What is being asked: Scan the listing below. Report each line that includes "Predicted".

Exercise material:
* * * * *

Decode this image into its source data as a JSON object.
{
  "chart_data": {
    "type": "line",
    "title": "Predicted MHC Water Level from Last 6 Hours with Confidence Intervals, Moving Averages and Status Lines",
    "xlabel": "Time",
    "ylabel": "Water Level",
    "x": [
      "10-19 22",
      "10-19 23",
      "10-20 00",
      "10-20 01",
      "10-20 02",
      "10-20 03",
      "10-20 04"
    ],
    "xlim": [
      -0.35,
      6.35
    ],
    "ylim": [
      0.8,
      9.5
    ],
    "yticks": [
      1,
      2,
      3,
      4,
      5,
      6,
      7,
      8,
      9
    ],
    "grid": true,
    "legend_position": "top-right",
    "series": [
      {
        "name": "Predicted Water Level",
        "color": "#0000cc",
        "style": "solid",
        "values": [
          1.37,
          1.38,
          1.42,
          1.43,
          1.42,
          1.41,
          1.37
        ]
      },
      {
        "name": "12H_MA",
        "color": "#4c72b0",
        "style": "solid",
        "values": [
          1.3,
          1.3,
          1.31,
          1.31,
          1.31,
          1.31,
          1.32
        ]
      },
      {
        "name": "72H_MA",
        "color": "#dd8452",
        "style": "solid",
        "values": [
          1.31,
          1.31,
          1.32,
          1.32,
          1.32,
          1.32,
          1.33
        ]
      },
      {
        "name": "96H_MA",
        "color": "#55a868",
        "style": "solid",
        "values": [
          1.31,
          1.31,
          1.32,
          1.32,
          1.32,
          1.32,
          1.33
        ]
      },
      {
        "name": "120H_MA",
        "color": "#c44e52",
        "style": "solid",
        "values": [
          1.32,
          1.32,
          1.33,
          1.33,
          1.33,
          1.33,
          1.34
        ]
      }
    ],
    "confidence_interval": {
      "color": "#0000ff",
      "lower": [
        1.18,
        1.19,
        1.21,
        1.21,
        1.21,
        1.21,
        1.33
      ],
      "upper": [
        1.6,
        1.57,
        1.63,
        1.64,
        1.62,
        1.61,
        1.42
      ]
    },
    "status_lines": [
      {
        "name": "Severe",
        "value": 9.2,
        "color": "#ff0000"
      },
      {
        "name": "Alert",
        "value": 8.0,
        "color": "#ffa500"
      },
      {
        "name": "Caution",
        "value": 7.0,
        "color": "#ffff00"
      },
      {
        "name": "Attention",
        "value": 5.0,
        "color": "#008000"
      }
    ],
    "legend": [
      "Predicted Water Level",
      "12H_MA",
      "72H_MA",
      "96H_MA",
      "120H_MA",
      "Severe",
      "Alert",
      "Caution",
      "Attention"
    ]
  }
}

* * * * *

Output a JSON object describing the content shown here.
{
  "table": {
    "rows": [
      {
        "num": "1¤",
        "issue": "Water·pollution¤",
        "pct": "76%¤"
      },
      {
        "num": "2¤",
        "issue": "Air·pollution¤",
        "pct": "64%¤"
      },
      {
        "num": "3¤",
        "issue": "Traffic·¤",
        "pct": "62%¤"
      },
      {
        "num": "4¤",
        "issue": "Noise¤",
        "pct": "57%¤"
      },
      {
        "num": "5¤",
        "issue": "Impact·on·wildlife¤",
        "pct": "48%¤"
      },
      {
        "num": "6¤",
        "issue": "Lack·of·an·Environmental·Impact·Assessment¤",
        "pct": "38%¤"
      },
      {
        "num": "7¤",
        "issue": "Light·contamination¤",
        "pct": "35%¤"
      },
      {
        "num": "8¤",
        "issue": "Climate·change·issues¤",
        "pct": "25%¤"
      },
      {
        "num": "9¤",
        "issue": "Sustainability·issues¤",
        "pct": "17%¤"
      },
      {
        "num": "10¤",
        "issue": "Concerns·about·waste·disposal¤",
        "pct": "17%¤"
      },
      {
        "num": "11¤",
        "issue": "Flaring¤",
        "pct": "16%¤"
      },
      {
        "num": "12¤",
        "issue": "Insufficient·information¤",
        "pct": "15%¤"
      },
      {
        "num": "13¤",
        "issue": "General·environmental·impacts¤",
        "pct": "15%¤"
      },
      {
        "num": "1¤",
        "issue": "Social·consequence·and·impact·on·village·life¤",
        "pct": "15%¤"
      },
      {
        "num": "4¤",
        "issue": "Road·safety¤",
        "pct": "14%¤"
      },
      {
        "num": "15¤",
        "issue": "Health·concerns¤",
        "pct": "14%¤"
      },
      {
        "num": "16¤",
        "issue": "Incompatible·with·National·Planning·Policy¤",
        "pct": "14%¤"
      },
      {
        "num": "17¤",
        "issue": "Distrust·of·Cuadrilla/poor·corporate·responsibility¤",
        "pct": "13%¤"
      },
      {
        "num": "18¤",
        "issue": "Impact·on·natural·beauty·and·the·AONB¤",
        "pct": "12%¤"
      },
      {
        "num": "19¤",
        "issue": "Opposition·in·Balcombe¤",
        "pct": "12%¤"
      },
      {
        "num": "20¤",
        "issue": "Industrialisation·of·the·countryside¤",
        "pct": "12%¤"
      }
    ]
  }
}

* * * * *

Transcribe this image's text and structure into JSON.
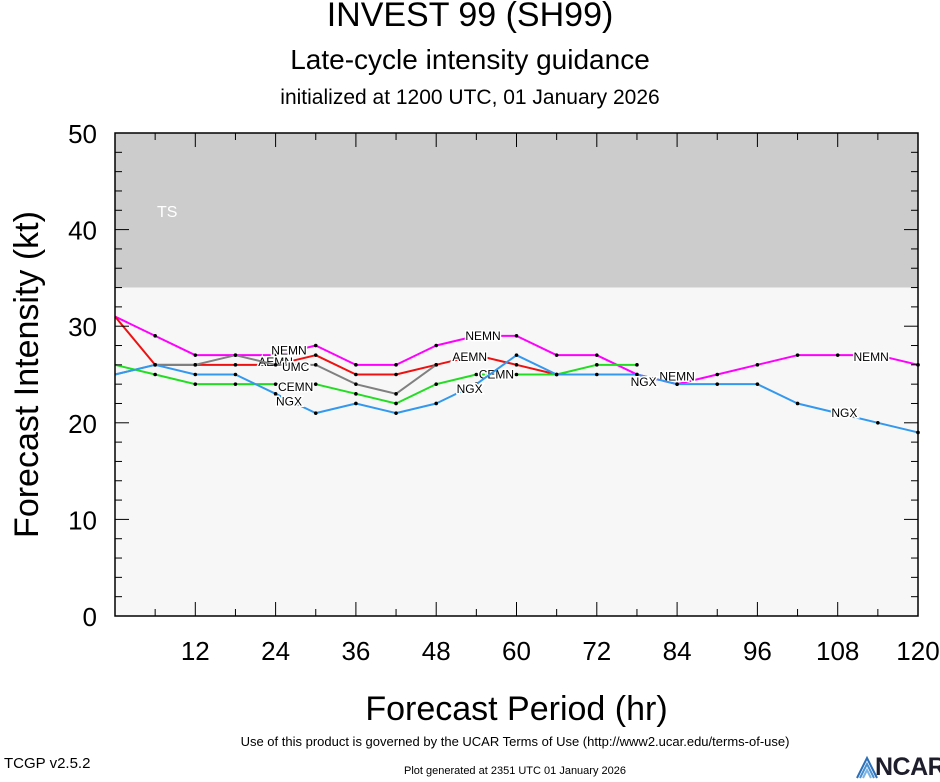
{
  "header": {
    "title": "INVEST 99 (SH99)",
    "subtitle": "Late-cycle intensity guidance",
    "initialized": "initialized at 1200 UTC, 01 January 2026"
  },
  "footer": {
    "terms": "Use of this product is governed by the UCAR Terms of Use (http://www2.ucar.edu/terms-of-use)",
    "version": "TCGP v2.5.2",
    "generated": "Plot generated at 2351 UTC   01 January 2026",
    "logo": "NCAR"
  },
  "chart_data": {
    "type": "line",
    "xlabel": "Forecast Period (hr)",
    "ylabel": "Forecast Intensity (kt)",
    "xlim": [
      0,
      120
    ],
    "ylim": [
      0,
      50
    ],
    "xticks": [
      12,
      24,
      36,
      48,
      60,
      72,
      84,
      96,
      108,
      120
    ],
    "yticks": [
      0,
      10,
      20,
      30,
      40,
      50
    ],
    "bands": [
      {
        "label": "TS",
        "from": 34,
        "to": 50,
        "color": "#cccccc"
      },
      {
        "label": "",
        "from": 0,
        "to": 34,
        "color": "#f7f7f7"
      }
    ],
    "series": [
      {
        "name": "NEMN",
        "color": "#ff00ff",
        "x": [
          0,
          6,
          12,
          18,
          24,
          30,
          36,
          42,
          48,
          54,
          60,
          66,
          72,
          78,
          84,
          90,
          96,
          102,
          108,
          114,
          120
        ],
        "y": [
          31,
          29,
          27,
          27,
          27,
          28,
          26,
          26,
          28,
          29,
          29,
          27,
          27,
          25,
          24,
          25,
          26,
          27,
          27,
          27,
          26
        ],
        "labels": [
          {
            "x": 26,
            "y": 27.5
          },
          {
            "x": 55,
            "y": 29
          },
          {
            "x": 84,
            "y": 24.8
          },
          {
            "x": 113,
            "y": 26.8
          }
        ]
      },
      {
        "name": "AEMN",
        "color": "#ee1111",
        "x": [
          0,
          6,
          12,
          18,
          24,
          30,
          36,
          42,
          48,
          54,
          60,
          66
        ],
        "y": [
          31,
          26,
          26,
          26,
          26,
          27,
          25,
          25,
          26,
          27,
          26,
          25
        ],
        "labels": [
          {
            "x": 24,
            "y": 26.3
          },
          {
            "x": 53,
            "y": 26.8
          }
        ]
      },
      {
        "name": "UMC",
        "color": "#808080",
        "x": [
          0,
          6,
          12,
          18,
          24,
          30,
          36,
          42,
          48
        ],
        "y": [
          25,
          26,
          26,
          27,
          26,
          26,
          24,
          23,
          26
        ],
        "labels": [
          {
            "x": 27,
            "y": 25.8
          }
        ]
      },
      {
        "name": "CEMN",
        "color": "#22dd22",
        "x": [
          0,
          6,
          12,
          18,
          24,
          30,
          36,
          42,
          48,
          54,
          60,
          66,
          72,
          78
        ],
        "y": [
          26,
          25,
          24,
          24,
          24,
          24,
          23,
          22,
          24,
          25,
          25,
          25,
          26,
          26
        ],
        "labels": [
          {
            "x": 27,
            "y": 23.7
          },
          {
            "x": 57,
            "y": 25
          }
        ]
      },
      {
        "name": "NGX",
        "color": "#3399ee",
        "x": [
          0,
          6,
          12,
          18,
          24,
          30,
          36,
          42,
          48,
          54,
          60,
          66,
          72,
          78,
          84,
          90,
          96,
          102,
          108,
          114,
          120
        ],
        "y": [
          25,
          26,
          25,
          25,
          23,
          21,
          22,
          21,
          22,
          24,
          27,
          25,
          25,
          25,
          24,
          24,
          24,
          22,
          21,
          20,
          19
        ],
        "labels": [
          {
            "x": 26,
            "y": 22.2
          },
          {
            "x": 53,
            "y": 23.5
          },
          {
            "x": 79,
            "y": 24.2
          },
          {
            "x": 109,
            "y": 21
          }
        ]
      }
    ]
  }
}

* * * * *

Correct result:
    "title": "Predicted MHC Water Level from Last 6 Hours with Confidence Intervals, Moving Averages and Status Lines",
        "name": "Predicted Water Level",
      "Predicted Water Level",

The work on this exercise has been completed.